#### Texte extrait:
******************************

Invoquant une baisse de ses recettes
publicitaires, MURR TV, la chaîne de
Michel Murr, bailleur des fonds des
équipées des milices chrétiennes durant
la guerre civile et père d’Elias El
Murr, président d’Interpol, s’est
débarrassé du correspondant de la
station auprès des groupements
djihadistes, dont il était devenu
l’apologiste, Hussein Khreiss, de même
que du Directeur de l’Information Amjad
Iskandar, un proche de Samir Geagea, le
chef des Forces Libanaises.
Ce plan d’économie
s’est accompagné d’un recentrage
politique afin de placer la chaîne en
phase avec la ferveur populaire qui
s’est emparée de la population libanaise
en faveur du Hezbollah lors de sa
victorieuse offensive contre les
groupements terroristes islamistes dans
la zone frontalière syro-libanaise
d’Ersal.
2- Le naufrage
de l’Empire financier de Saad Hariri et
de son groupe médiatique (Radio Orient,
Future TV, Al Mostaqbal)
Enfin, Radio
Orient, le relais arabophone de la
France dans sa guerre médiatique contre
la Syrie, a, elle aussi, subi une purge
drastique réduisant considérablement ses
prestations, conséquence de la quasi
faillite financière de son propriétaire
Saad Hariri.
Sur ce lien, le
point de la situation sur Radio Orient
Ses autres médias
satellites -la chaîne libanaise « Future
TV » et le journal en langue arabe Al
Mostaqbal-, ont eu droit au même
traitement énergique de dégraissage ; un
total de 200 employés sur le tapis.

******************************

Extraits d'un jeu d'annotations de mise en page
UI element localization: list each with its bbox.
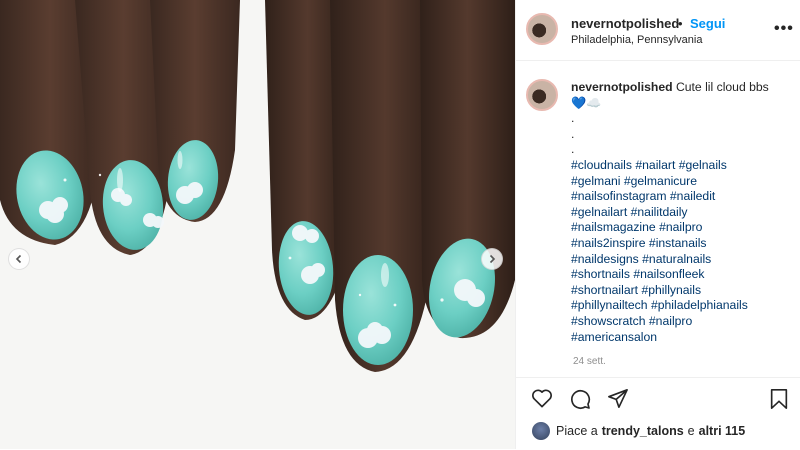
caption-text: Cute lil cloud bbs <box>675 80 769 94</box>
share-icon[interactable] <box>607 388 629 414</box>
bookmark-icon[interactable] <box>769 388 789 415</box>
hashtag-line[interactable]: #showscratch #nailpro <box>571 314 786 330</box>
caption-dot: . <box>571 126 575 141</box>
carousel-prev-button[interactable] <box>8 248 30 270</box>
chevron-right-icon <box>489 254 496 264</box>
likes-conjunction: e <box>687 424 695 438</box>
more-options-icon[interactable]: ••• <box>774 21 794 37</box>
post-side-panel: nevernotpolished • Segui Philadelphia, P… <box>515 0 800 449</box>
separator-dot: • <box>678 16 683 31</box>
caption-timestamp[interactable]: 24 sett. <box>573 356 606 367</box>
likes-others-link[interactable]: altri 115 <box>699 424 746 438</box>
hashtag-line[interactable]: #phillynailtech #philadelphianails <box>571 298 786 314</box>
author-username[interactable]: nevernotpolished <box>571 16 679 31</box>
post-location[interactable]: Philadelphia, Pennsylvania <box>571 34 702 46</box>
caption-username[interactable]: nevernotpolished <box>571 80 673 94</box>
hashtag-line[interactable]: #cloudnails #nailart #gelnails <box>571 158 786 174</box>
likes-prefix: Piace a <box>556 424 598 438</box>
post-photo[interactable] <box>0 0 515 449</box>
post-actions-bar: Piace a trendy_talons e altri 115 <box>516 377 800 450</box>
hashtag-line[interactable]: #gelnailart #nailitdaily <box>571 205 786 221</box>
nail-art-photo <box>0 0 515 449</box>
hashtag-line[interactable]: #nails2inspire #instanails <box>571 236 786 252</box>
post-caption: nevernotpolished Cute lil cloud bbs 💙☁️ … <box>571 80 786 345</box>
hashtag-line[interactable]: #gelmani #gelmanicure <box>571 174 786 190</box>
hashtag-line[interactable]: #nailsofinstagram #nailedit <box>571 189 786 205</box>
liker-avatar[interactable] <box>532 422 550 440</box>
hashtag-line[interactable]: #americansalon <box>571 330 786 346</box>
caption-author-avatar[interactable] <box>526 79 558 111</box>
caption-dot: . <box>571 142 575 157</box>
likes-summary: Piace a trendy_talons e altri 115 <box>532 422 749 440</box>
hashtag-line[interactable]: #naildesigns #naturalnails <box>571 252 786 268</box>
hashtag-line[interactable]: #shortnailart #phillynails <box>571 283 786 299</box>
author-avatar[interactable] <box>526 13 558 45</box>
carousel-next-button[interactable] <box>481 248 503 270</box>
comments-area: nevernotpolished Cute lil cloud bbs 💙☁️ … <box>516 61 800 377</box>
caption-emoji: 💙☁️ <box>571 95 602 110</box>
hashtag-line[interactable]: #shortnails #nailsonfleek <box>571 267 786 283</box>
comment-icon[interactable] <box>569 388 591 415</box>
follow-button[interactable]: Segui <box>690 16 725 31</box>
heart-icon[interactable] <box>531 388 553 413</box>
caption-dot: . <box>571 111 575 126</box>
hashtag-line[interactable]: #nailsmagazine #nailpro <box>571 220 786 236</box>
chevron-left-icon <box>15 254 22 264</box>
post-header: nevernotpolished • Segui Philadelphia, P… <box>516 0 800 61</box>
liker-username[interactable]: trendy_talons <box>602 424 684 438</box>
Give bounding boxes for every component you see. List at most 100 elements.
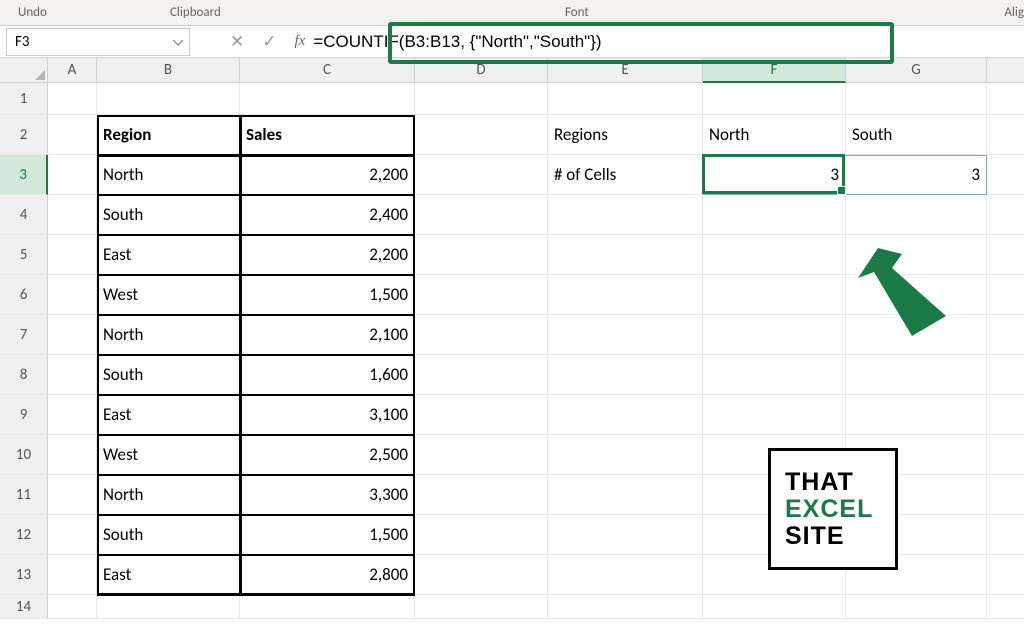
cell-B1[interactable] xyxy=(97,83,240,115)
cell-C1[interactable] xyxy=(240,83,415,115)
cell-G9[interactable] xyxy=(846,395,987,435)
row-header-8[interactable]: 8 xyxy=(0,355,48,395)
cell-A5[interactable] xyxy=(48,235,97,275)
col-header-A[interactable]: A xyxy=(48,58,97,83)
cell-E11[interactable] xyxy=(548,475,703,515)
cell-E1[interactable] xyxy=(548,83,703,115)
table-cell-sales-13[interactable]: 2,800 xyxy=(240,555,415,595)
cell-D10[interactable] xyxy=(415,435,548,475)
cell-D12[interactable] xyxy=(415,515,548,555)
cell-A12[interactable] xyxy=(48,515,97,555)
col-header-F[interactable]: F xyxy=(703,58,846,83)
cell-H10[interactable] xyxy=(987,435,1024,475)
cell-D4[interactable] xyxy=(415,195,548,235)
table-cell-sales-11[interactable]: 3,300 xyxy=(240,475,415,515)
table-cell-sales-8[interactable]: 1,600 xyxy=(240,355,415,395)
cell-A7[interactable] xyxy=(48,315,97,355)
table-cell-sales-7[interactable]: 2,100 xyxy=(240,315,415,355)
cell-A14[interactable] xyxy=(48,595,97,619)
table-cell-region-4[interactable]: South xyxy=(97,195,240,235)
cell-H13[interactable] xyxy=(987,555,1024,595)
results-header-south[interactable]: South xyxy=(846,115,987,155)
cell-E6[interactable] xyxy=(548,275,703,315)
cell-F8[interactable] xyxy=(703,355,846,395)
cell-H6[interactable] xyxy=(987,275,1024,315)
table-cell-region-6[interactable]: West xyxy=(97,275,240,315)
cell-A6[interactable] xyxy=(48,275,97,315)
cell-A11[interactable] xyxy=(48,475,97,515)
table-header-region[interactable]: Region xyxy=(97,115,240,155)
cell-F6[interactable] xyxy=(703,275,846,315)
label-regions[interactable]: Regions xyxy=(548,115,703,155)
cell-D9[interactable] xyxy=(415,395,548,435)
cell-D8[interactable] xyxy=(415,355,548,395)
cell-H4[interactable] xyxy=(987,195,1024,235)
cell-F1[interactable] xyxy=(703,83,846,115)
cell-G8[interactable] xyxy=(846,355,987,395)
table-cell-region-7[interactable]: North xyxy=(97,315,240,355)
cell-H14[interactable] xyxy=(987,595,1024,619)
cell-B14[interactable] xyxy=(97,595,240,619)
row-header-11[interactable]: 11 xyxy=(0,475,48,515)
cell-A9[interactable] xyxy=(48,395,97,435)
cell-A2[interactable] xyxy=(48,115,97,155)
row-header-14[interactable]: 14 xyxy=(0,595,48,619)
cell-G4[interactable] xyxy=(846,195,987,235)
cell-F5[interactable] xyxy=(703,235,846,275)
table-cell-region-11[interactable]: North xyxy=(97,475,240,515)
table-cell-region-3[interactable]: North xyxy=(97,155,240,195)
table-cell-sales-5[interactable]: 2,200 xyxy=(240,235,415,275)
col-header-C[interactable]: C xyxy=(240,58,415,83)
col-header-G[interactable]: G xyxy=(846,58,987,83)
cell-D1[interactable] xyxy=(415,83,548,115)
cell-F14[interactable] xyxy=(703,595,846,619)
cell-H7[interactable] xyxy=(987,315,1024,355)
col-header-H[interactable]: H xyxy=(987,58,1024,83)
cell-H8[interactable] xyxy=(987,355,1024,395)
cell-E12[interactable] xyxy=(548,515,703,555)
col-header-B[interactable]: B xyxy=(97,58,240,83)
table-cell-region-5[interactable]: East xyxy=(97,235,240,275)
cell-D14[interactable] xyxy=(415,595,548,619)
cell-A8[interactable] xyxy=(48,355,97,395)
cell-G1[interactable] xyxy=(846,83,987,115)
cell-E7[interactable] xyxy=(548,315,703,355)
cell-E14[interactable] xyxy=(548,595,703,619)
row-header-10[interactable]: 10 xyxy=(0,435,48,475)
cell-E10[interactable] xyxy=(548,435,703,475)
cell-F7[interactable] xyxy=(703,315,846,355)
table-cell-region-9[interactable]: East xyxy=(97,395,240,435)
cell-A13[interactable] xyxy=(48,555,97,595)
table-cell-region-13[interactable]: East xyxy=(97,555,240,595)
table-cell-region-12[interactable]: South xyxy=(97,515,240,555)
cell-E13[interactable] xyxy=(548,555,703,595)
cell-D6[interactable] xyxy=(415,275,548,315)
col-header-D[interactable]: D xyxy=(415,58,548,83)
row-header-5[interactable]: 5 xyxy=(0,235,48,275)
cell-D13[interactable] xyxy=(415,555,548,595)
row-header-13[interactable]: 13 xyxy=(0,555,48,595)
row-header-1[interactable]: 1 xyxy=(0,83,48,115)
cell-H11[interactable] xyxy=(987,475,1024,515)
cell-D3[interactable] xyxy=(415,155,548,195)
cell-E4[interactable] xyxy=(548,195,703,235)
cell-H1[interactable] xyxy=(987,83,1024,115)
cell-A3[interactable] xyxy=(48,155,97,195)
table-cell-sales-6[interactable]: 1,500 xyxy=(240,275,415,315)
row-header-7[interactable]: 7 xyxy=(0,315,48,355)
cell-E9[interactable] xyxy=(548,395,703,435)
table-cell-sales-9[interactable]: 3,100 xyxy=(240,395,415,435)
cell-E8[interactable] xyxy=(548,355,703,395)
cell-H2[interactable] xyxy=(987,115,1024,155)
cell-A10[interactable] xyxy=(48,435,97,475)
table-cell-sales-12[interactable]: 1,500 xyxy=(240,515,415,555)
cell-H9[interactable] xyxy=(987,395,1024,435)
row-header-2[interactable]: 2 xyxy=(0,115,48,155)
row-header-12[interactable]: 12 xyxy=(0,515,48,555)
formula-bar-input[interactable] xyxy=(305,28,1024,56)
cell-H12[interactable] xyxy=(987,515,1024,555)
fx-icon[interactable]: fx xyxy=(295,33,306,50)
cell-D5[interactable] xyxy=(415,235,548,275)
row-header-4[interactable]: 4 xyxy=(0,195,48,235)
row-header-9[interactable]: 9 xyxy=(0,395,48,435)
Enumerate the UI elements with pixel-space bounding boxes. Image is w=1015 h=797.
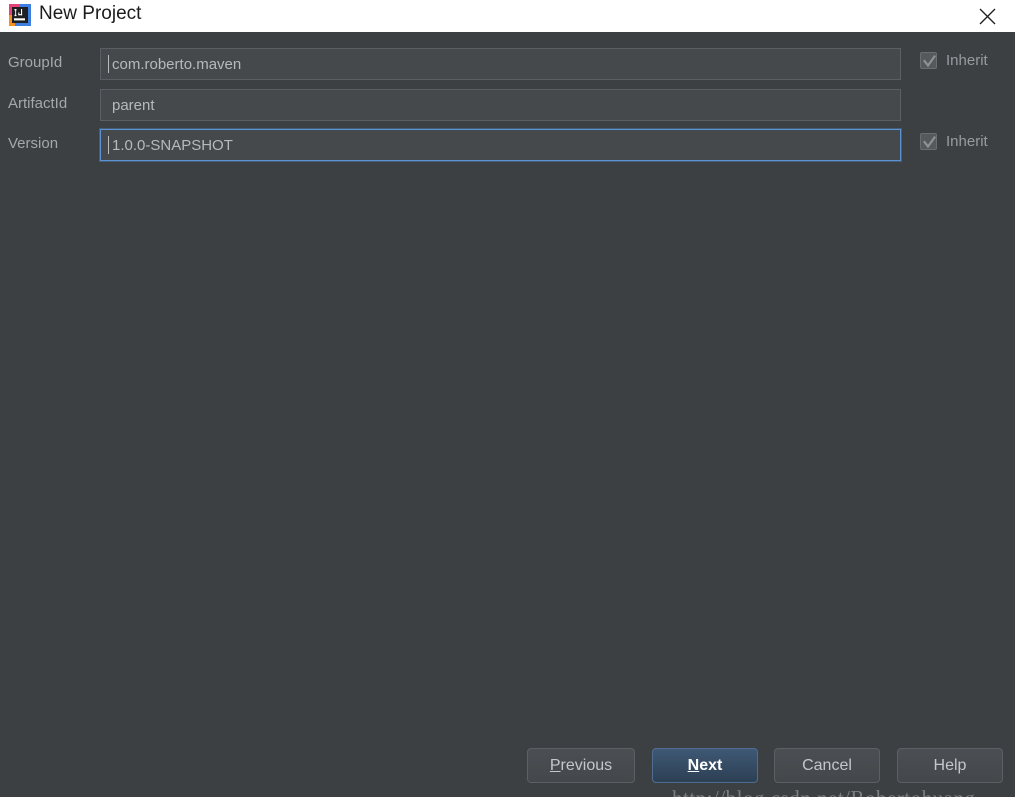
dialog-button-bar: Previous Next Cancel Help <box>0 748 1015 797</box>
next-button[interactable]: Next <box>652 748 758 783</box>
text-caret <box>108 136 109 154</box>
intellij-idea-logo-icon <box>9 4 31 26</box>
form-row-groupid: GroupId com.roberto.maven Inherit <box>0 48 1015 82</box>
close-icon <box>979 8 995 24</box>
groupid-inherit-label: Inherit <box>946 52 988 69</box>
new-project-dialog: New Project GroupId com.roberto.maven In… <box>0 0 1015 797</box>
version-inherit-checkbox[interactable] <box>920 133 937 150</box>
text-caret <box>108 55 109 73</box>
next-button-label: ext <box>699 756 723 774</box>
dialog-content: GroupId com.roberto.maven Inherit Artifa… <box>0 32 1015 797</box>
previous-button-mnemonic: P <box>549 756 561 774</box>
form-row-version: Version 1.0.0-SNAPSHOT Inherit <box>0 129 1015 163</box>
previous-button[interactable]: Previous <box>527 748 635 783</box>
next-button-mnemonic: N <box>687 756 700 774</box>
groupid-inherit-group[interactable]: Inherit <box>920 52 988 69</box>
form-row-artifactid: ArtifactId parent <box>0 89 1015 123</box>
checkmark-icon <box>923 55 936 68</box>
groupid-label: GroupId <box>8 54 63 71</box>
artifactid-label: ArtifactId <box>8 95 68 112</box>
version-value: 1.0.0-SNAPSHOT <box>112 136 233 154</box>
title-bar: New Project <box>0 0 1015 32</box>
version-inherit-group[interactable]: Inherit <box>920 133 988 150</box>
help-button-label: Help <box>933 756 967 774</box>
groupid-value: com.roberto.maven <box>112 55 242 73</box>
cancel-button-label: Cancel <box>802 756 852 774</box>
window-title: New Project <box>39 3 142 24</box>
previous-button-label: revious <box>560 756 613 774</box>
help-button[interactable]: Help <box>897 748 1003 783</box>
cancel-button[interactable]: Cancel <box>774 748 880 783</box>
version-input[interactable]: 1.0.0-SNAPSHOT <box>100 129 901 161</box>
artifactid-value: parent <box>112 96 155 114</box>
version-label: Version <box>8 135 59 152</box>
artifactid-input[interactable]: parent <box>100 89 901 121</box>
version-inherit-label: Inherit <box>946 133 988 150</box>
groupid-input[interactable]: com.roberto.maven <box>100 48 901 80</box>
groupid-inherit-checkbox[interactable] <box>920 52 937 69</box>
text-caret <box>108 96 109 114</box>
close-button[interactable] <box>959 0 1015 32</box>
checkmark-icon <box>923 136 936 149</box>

******************************

#### Consignes:
[1] D'après le texte extrait, combien d'employés ont été renvoyés au total par Future TV et le journal Al Mostaqbal ?
[2] Recopiez à l'identique, dans les enregistrements, le passage qui va de la ligne contenant « caption-text: Cute lil » jusqu'à la ligne contenant « hashtag-line[interactable]: #naildesigns #naturalnails », ces deux lignes incluses.

#### Résultats de l'exercice:
[1] Un total de 200 employés.

[2]
caption-text: Cute lil cloud bbs <box>675 80 769 94</box>
share-icon[interactable] <box>607 388 629 414</box>
bookmark-icon[interactable] <box>769 388 789 415</box>
hashtag-line[interactable]: #showscratch #nailpro <box>571 314 786 330</box>
caption-dot: . <box>571 126 575 141</box>
carousel-prev-button[interactable] <box>8 248 30 270</box>
chevron-right-icon <box>489 254 496 264</box>
likes-conjunction: e <box>687 424 695 438</box>
more-options-icon[interactable]: ••• <box>774 21 794 37</box>
post-side-panel: nevernotpolished • Segui Philadelphia, P… <box>515 0 800 449</box>
separator-dot: • <box>678 16 683 31</box>
caption-timestamp[interactable]: 24 sett. <box>573 356 606 367</box>
likes-others-link[interactable]: altri 115 <box>699 424 746 438</box>
hashtag-line[interactable]: #phillynailtech #philadelphianails <box>571 298 786 314</box>
author-username[interactable]: nevernotpolished <box>571 16 679 31</box>
post-location[interactable]: Philadelphia, Pennsylvania <box>571 34 702 46</box>
caption-username[interactable]: nevernotpolished <box>571 80 673 94</box>
hashtag-line[interactable]: #cloudnails #nailart #gelnails <box>571 158 786 174</box>
likes-prefix: Piace a <box>556 424 598 438</box>
post-photo[interactable] <box>0 0 515 449</box>
post-actions-bar: Piace a trendy_talons e altri 115 <box>516 377 800 450</box>
hashtag-line[interactable]: #gelnailart #nailitdaily <box>571 205 786 221</box>
nail-art-photo <box>0 0 515 449</box>
hashtag-line[interactable]: #nails2inspire #instanails <box>571 236 786 252</box>
post-caption: nevernotpolished Cute lil cloud bbs 💙☁️ … <box>571 80 786 345</box>
hashtag-line[interactable]: #gelmani #gelmanicure <box>571 174 786 190</box>
hashtag-line[interactable]: #nailsofinstagram #nailedit <box>571 189 786 205</box>
liker-avatar[interactable] <box>532 422 550 440</box>
hashtag-line[interactable]: #americansalon <box>571 330 786 346</box>
caption-author-avatar[interactable] <box>526 79 558 111</box>
caption-dot: . <box>571 142 575 157</box>
likes-summary: Piace a trendy_talons e altri 115 <box>532 422 749 440</box>
hashtag-line[interactable]: #naildesigns #naturalnails <box>571 252 786 268</box>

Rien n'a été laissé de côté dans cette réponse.